» **DATA PROVIDED**

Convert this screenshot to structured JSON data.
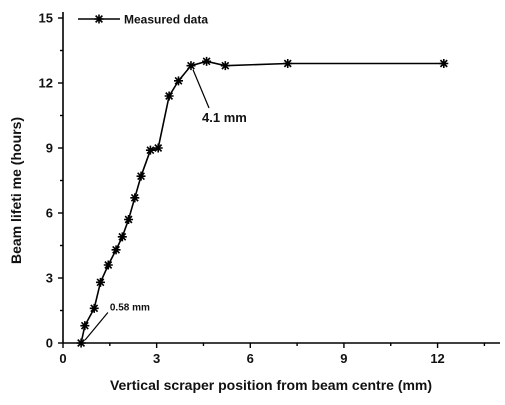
{
  "chart_data": {
    "type": "line",
    "title": "",
    "xlabel": "Vertical scraper position from beam centre (mm)",
    "ylabel": "Beam lifeti me (hours)",
    "xlim": [
      0,
      14
    ],
    "ylim": [
      0,
      15
    ],
    "x_ticks": [
      0,
      3,
      6,
      9,
      12
    ],
    "y_ticks": [
      0,
      3,
      6,
      9,
      12,
      15
    ],
    "x_tick_labels": [
      "0",
      "3",
      "6",
      "9",
      "12"
    ],
    "y_tick_labels": [
      "0",
      "3",
      "6",
      "9",
      "12",
      "15"
    ],
    "legend_position": "top-left",
    "grid": false,
    "series": [
      {
        "name": "Measured data",
        "color": "#000000",
        "marker": "asterisk",
        "x": [
          0.58,
          0.7,
          1.0,
          1.2,
          1.45,
          1.7,
          1.9,
          2.1,
          2.3,
          2.5,
          2.8,
          3.05,
          3.4,
          3.7,
          4.1,
          4.6,
          5.2,
          7.2,
          12.2
        ],
        "y": [
          0.0,
          0.8,
          1.6,
          2.8,
          3.6,
          4.3,
          4.9,
          5.7,
          6.7,
          7.7,
          8.9,
          9.0,
          11.4,
          12.1,
          12.8,
          13.0,
          12.8,
          12.9,
          12.9
        ]
      }
    ],
    "annotations": [
      {
        "text": "0.58 mm",
        "x": 0.58,
        "y": 0.0,
        "label_x": 1.95,
        "label_y": 1.5
      },
      {
        "text": "4.1 mm",
        "x": 4.1,
        "y": 12.8,
        "label_x": 4.55,
        "label_y": 10.2
      }
    ]
  }
}
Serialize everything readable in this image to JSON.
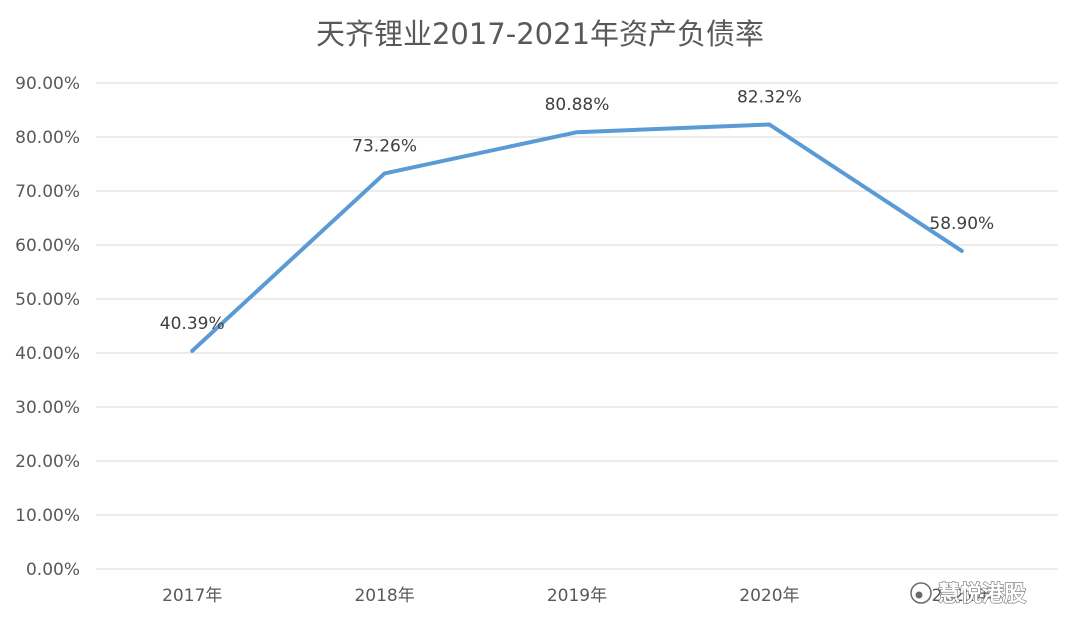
{
  "chart_data": {
    "type": "line",
    "title": "天齐锂业2017-2021年资产负债率",
    "categories": [
      "2017年",
      "2018年",
      "2019年",
      "2020年",
      "2021年"
    ],
    "series": [
      {
        "values": [
          40.39,
          73.26,
          80.88,
          82.32,
          58.9
        ],
        "labels": [
          "40.39%",
          "73.26%",
          "80.88%",
          "82.32%",
          "58.90%"
        ]
      }
    ],
    "ylim": [
      0,
      90
    ],
    "yticks": [
      "0.00%",
      "10.00%",
      "20.00%",
      "30.00%",
      "40.00%",
      "50.00%",
      "60.00%",
      "70.00%",
      "80.00%",
      "90.00%"
    ],
    "grid": true,
    "color": "#5b9bd5"
  },
  "watermark": {
    "text": "慧悦港股"
  }
}
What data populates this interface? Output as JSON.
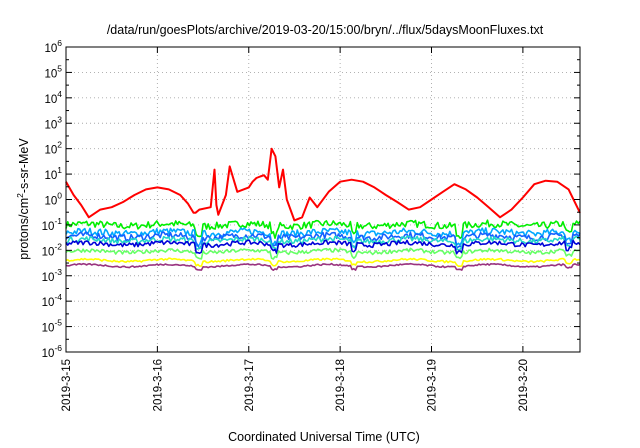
{
  "chart_data": {
    "type": "line",
    "title": "/data/run/goesPlots/archive/2019-03-20/15:00/bryn/../flux/5daysMoonFluxes.txt",
    "xlabel": "Coordinated Universal Time (UTC)",
    "ylabel": {
      "prefix": "protons/cm",
      "superscript": "2",
      "suffix": "-s-sr-MeV"
    },
    "y_scale": "log",
    "ylim": [
      1e-06,
      1000000.0
    ],
    "y_ticks": [
      {
        "base": "10",
        "exp": "-6",
        "value": 1e-06
      },
      {
        "base": "10",
        "exp": "-5",
        "value": 1e-05
      },
      {
        "base": "10",
        "exp": "-4",
        "value": 0.0001
      },
      {
        "base": "10",
        "exp": "-3",
        "value": 0.001
      },
      {
        "base": "10",
        "exp": "-2",
        "value": 0.01
      },
      {
        "base": "10",
        "exp": "-1",
        "value": 0.1
      },
      {
        "base": "10",
        "exp": "0",
        "value": 1
      },
      {
        "base": "10",
        "exp": "1",
        "value": 10
      },
      {
        "base": "10",
        "exp": "2",
        "value": 100
      },
      {
        "base": "10",
        "exp": "3",
        "value": 1000
      },
      {
        "base": "10",
        "exp": "4",
        "value": 10000
      },
      {
        "base": "10",
        "exp": "5",
        "value": 100000
      },
      {
        "base": "10",
        "exp": "6",
        "value": 1000000
      }
    ],
    "xlim": [
      "2019-03-15 00:00",
      "2019-03-20 15:00"
    ],
    "x_ticks": [
      "2019-3-15",
      "2019-3-16",
      "2019-3-17",
      "2019-3-18",
      "2019-3-19",
      "2019-3-20"
    ],
    "grid": true,
    "series": [
      {
        "color": "#ff0000",
        "x": [
          "2019-03-15 00:00",
          "2019-03-15 02:00",
          "2019-03-15 04:00",
          "2019-03-15 06:00",
          "2019-03-15 09:00",
          "2019-03-15 12:00",
          "2019-03-15 15:00",
          "2019-03-15 18:00",
          "2019-03-15 21:00",
          "2019-03-16 00:00",
          "2019-03-16 03:00",
          "2019-03-16 06:00",
          "2019-03-16 08:00",
          "2019-03-16 09:00",
          "2019-03-16 09:30",
          "2019-03-16 10:00",
          "2019-03-16 11:00",
          "2019-03-16 14:00",
          "2019-03-16 15:00",
          "2019-03-16 15:30",
          "2019-03-16 16:00",
          "2019-03-16 18:00",
          "2019-03-16 19:00",
          "2019-03-16 21:00",
          "2019-03-17 00:00",
          "2019-03-17 01:00",
          "2019-03-17 02:00",
          "2019-03-17 03:00",
          "2019-03-17 04:00",
          "2019-03-17 05:00",
          "2019-03-17 06:00",
          "2019-03-17 07:00",
          "2019-03-17 08:00",
          "2019-03-17 09:00",
          "2019-03-17 10:00",
          "2019-03-17 12:00",
          "2019-03-17 14:00",
          "2019-03-17 16:00",
          "2019-03-17 18:00",
          "2019-03-17 21:00",
          "2019-03-18 00:00",
          "2019-03-18 03:00",
          "2019-03-18 06:00",
          "2019-03-18 09:00",
          "2019-03-18 12:00",
          "2019-03-18 15:00",
          "2019-03-18 18:00",
          "2019-03-18 21:00",
          "2019-03-19 00:00",
          "2019-03-19 03:00",
          "2019-03-19 06:00",
          "2019-03-19 09:00",
          "2019-03-19 12:00",
          "2019-03-19 15:00",
          "2019-03-19 18:00",
          "2019-03-19 21:00",
          "2019-03-20 00:00",
          "2019-03-20 03:00",
          "2019-03-20 06:00",
          "2019-03-20 09:00",
          "2019-03-20 12:00",
          "2019-03-20 15:00"
        ],
        "values": [
          5,
          1.5,
          0.6,
          0.2,
          0.4,
          0.5,
          0.8,
          1.5,
          2.5,
          3,
          2.5,
          1.5,
          0.7,
          0.4,
          0.3,
          0.3,
          0.4,
          0.5,
          15,
          0.6,
          0.25,
          1.5,
          20,
          2,
          3,
          5,
          7,
          8,
          9,
          6,
          100,
          50,
          3,
          15,
          1,
          0.15,
          0.2,
          1.2,
          0.5,
          2,
          5,
          6,
          5,
          3,
          1.5,
          0.8,
          0.4,
          0.5,
          1,
          2,
          4,
          2.5,
          1.2,
          0.5,
          0.2,
          0.4,
          1.2,
          4,
          5.5,
          5,
          2.5,
          0.3
        ]
      }
    ],
    "bands": [
      {
        "color": "#00ee00",
        "level": 0.1,
        "spread": 0.28
      },
      {
        "color": "#00a8ff",
        "level": 0.05,
        "spread": 0.28
      },
      {
        "color": "#1560ff",
        "level": 0.035,
        "spread": 0.25
      },
      {
        "color": "#22d8c8",
        "level": 0.025,
        "spread": 0.22
      },
      {
        "color": "#0000d8",
        "level": 0.018,
        "spread": 0.18
      },
      {
        "color": "#66ff66",
        "level": 0.009,
        "spread": 0.15
      },
      {
        "color": "#ffff00",
        "level": 0.004,
        "spread": 0.08
      },
      {
        "color": "#99337f",
        "level": 0.0025,
        "spread": 0.06
      }
    ]
  }
}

» **INSTRUCTIONS TO FOLLOW**
Go through the material above and copy each line that has the word "JSON".

» **THE RESULT**
Convert this screenshot to structured JSON data.
Serialize everything readable in this image to JSON.
What data populates this interface? Output as JSON.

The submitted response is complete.